**EXERCISE DETAILS**
Identify all lines below that hold "asosiy" and collect them.

== EXTRACTED ENTRIES

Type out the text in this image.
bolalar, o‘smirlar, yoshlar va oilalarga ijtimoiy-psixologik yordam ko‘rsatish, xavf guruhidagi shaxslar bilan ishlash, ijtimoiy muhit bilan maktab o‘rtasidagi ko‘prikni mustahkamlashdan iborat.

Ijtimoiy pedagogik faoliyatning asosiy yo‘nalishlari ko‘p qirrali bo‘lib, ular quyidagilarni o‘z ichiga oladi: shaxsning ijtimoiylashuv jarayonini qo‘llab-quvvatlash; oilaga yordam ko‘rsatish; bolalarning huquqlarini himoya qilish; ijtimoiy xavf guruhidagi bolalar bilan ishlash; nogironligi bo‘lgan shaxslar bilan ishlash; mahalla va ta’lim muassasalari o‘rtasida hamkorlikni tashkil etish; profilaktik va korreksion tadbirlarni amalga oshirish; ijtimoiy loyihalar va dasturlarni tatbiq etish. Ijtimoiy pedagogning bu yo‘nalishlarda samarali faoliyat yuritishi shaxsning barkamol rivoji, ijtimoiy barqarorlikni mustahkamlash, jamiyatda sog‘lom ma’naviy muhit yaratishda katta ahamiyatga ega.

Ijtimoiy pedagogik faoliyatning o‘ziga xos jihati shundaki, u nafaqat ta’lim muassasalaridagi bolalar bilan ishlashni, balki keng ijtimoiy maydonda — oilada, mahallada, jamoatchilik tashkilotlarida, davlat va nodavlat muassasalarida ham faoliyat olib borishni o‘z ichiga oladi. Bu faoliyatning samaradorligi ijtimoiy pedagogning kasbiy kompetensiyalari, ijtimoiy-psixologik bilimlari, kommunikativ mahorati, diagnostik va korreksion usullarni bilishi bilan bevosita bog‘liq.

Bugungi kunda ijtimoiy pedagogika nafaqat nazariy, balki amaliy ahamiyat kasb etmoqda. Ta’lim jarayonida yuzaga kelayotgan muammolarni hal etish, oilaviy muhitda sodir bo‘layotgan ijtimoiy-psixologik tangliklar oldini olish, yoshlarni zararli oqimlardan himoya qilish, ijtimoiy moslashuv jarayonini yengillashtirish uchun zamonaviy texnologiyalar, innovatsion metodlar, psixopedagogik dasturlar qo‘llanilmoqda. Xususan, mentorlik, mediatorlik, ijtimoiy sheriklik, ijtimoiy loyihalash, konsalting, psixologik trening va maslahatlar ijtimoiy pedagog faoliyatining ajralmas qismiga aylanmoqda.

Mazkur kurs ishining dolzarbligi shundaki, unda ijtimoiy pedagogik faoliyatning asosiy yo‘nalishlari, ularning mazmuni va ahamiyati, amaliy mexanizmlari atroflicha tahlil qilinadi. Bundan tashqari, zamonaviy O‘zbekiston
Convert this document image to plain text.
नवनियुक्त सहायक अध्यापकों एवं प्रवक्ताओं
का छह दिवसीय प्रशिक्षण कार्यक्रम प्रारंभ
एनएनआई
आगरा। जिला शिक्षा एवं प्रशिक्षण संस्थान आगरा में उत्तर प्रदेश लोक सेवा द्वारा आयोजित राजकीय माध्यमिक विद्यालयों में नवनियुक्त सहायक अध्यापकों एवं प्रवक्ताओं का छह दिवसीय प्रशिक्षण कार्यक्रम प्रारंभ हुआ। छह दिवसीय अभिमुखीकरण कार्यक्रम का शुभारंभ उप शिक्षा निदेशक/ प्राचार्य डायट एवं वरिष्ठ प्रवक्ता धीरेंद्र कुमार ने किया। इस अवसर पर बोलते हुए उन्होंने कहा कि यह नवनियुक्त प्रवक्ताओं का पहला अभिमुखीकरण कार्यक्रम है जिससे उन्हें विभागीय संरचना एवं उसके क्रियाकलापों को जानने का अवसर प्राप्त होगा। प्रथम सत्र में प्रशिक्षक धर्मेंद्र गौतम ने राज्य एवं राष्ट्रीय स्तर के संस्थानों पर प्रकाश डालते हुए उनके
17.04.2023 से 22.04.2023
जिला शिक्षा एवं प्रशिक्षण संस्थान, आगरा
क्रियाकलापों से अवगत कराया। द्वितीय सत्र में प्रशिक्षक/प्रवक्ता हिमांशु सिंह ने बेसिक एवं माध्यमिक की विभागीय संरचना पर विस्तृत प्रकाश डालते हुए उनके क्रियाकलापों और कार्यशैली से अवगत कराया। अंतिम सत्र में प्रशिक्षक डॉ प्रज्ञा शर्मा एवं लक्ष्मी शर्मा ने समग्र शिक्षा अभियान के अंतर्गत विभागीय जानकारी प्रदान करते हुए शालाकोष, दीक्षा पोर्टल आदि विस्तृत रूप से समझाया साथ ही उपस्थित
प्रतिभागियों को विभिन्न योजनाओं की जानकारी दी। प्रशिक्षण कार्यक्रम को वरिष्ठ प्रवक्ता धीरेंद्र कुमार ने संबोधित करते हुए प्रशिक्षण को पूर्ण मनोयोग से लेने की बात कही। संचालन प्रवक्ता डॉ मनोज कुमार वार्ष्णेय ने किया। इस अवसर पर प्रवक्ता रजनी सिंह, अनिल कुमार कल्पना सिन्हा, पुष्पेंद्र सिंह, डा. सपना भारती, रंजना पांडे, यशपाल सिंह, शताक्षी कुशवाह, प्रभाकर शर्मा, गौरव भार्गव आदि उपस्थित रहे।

====

**SOLUTION BELOW**
Ijtimoiy pedagogik faoliyatning asosiy yo‘nalishlari ko‘p qirrali bo‘lib, ular quyidagilarni o‘z ichiga oladi: shaxsning ijtimoiylashuv jarayonini qo‘llab-quvvatlash; oilaga yordam ko‘rsatish; bolalarning huquqlarini himoya qilish; ijtimoiy xavf guruhidagi bolalar bilan ishlash; nogironligi bo‘lgan shaxslar bilan ishlash; mahalla va ta’lim muassasalari o‘rtasida hamkorlikni tashkil etish; profilaktik va korreksion tadbirlarni amalga oshirish; ijtimoiy loyihalar va dasturlarni tatbiq etish. Ijtimoiy pedagogning bu yo‘nalishlarda samarali faoliyat yuritishi shaxsning barkamol rivoji, ijtimoiy barqarorlikni mustahkamlash, jamiyatda sog‘lom ma’naviy muhit yaratishda katta ahamiyatga ega.
Mazkur kurs ishining dolzarbligi shundaki, unda ijtimoiy pedagogik faoliyatning asosiy yo‘nalishlari, ularning mazmuni va ahamiyati, amaliy mexanizmlari atroflicha tahlil qilinadi. Bundan tashqari, zamonaviy O‘zbekiston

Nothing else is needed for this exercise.